Exercise brief:
List each line of the data in which the string "других" appears.

Records for the task:
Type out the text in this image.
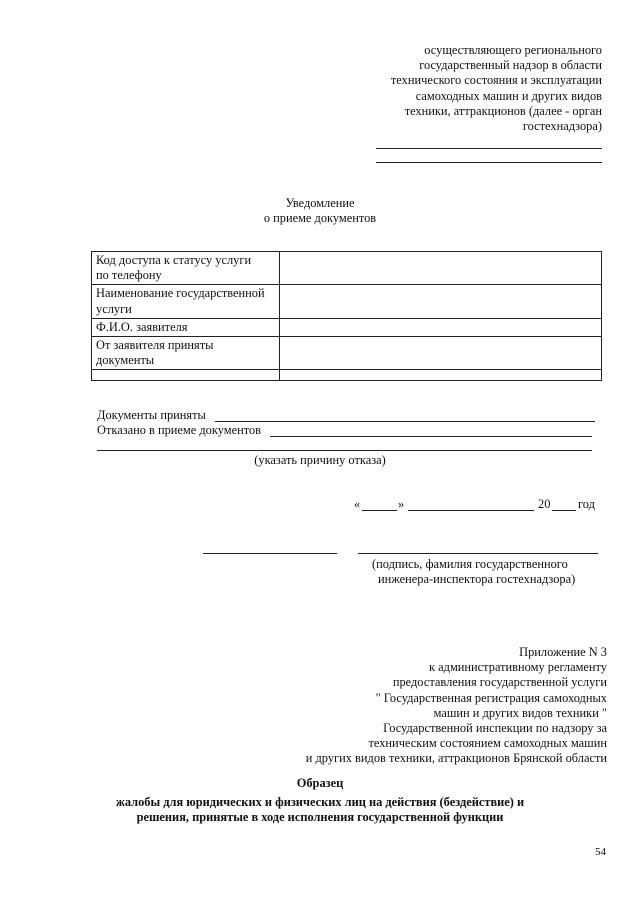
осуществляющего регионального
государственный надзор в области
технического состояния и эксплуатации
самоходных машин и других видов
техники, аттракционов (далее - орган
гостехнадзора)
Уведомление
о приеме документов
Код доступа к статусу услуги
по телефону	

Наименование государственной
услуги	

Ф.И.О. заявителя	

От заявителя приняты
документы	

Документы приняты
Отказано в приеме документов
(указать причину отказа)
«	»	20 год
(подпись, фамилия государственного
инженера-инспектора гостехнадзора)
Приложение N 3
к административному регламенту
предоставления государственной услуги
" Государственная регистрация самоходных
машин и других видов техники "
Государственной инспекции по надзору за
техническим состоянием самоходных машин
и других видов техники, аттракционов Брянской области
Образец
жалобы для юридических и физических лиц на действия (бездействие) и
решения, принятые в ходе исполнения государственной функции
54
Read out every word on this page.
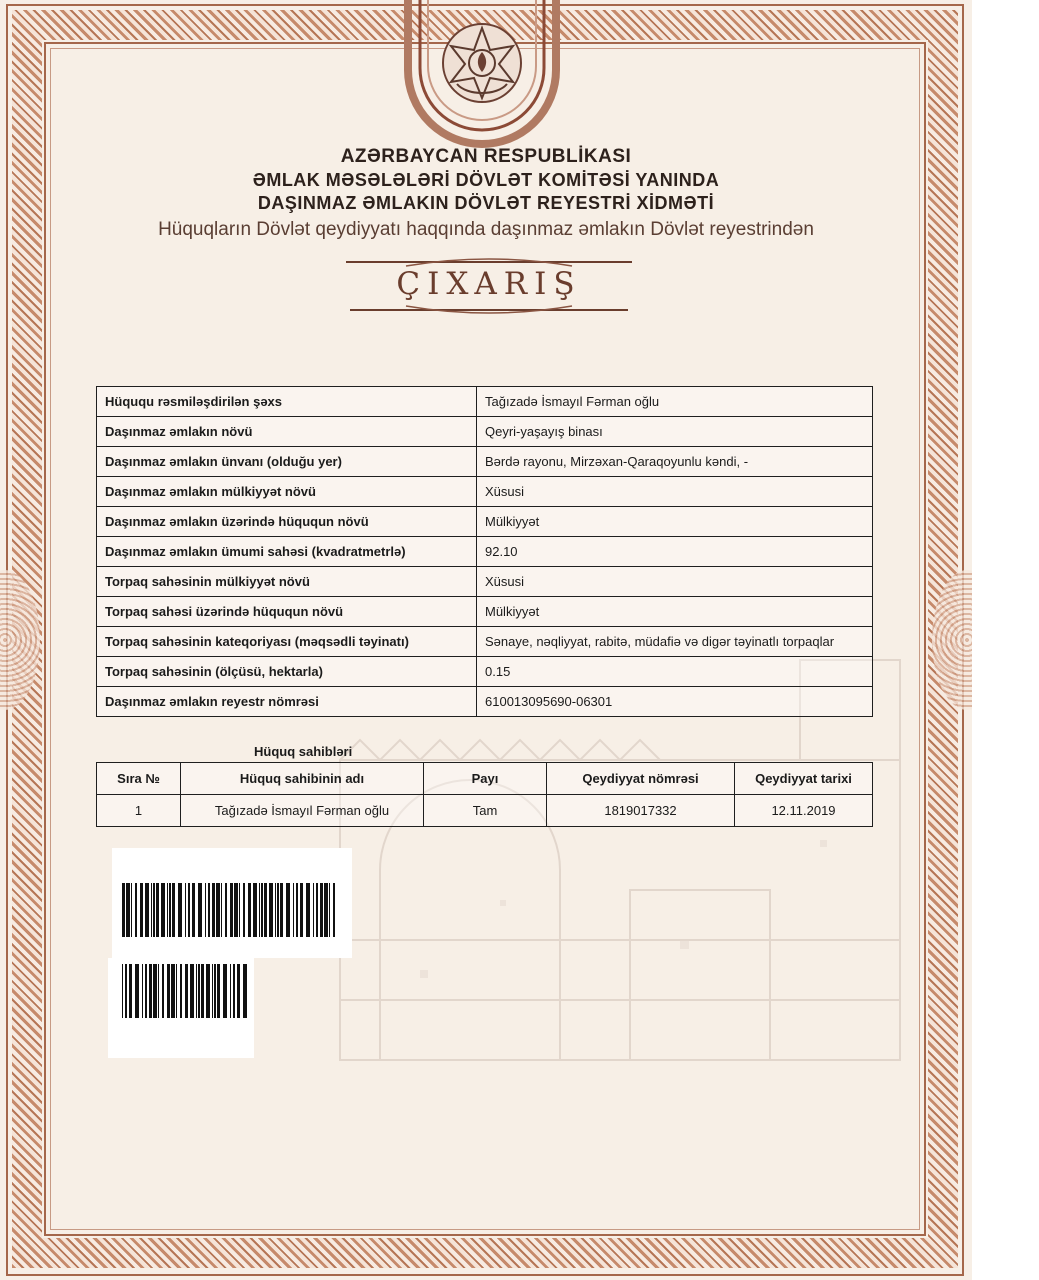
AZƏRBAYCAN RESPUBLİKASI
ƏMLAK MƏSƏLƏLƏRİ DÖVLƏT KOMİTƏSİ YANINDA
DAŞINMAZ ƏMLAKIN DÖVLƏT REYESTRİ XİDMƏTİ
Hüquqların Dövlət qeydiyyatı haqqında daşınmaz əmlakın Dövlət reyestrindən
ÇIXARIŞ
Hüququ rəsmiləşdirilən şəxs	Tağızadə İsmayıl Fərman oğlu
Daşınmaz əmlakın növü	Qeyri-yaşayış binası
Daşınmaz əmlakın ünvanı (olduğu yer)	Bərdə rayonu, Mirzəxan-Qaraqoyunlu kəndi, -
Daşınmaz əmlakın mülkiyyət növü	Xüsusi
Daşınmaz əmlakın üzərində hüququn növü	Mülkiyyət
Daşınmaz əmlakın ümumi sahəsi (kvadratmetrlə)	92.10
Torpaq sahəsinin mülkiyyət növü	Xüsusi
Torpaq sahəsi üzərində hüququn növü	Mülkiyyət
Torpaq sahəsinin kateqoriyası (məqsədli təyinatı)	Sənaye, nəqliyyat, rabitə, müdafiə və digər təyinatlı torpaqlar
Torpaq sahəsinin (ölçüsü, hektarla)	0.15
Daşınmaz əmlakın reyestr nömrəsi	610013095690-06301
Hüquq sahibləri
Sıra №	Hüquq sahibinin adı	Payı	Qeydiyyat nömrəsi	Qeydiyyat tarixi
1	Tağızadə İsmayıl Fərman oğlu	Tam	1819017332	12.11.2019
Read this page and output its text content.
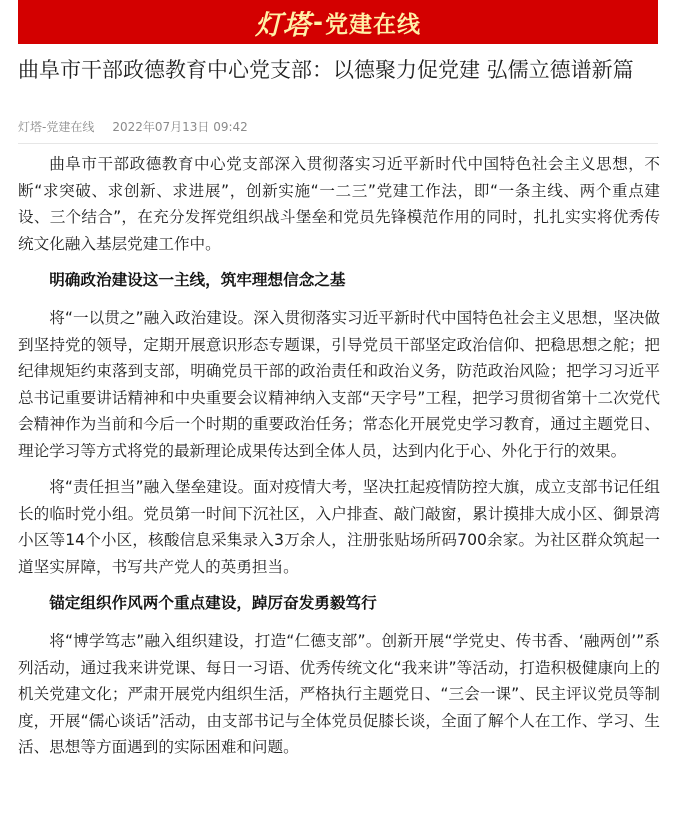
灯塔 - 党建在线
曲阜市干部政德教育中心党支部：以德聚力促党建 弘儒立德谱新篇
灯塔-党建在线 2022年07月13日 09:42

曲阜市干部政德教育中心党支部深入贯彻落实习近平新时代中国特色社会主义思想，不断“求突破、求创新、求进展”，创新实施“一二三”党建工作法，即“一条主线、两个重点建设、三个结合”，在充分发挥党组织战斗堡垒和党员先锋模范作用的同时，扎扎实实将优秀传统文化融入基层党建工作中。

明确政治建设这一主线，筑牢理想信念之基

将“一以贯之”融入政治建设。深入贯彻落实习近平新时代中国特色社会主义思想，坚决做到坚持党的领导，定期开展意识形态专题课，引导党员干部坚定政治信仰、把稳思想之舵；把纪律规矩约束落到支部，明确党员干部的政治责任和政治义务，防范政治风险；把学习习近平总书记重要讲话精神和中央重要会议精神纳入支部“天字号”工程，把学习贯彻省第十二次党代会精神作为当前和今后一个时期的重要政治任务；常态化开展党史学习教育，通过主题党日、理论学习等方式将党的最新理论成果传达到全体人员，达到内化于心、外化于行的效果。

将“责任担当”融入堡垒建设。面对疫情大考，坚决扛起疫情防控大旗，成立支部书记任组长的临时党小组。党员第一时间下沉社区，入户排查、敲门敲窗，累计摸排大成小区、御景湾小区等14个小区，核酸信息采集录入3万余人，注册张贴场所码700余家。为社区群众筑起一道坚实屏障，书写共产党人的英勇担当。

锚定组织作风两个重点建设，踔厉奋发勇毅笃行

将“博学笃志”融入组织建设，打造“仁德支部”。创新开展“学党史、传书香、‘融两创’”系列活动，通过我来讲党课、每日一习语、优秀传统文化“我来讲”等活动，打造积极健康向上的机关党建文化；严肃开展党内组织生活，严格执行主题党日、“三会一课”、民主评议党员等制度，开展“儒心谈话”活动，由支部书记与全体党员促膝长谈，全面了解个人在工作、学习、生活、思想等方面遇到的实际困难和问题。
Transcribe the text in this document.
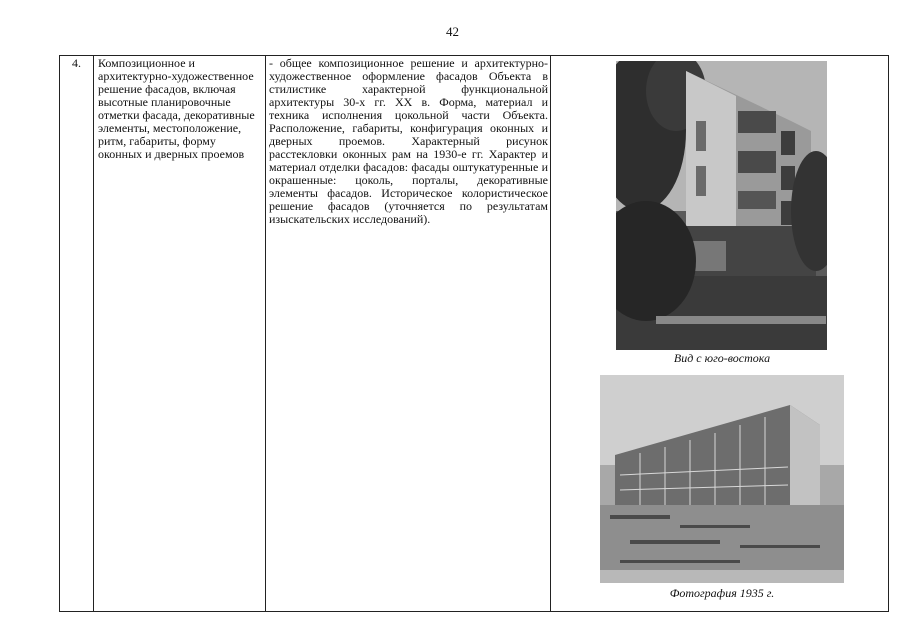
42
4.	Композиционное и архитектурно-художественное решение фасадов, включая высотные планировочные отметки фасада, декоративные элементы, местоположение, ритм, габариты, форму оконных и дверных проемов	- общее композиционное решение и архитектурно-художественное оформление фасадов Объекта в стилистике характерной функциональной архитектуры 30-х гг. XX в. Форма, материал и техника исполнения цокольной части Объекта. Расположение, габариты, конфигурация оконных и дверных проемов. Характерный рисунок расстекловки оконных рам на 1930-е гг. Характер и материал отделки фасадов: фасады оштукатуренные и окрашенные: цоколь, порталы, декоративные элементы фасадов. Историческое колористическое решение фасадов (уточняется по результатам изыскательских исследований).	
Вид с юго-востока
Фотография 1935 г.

Result of this exercise:
самоходных машин и других видов
машин и других видов техники "
и других видов техники, аттракционов Брянской области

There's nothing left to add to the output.